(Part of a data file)
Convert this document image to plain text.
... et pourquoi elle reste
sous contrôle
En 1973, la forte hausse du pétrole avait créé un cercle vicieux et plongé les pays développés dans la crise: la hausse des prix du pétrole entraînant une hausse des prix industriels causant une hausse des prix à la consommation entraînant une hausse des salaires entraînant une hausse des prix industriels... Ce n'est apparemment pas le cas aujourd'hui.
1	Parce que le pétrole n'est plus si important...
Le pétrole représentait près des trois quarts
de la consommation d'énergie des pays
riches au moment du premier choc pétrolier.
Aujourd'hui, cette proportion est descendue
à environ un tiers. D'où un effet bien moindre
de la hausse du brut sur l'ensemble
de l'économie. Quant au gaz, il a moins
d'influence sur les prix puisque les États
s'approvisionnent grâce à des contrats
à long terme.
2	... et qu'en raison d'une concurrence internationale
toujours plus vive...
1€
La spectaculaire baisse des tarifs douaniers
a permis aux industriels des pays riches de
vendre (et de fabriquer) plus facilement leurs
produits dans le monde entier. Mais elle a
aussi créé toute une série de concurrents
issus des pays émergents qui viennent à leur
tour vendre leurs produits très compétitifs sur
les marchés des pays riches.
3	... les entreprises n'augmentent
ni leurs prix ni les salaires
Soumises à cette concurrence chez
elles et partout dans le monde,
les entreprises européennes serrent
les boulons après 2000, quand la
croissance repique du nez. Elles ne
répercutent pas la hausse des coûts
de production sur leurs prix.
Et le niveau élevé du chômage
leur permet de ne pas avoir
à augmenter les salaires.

# [SET EXERCISE]
Copy and report every line where the word "concurrence" is present.

# [RESPONSE TO THIS TASK]
2	... et qu'en raison d'une concurrence internationale
Soumises à cette concurrence chez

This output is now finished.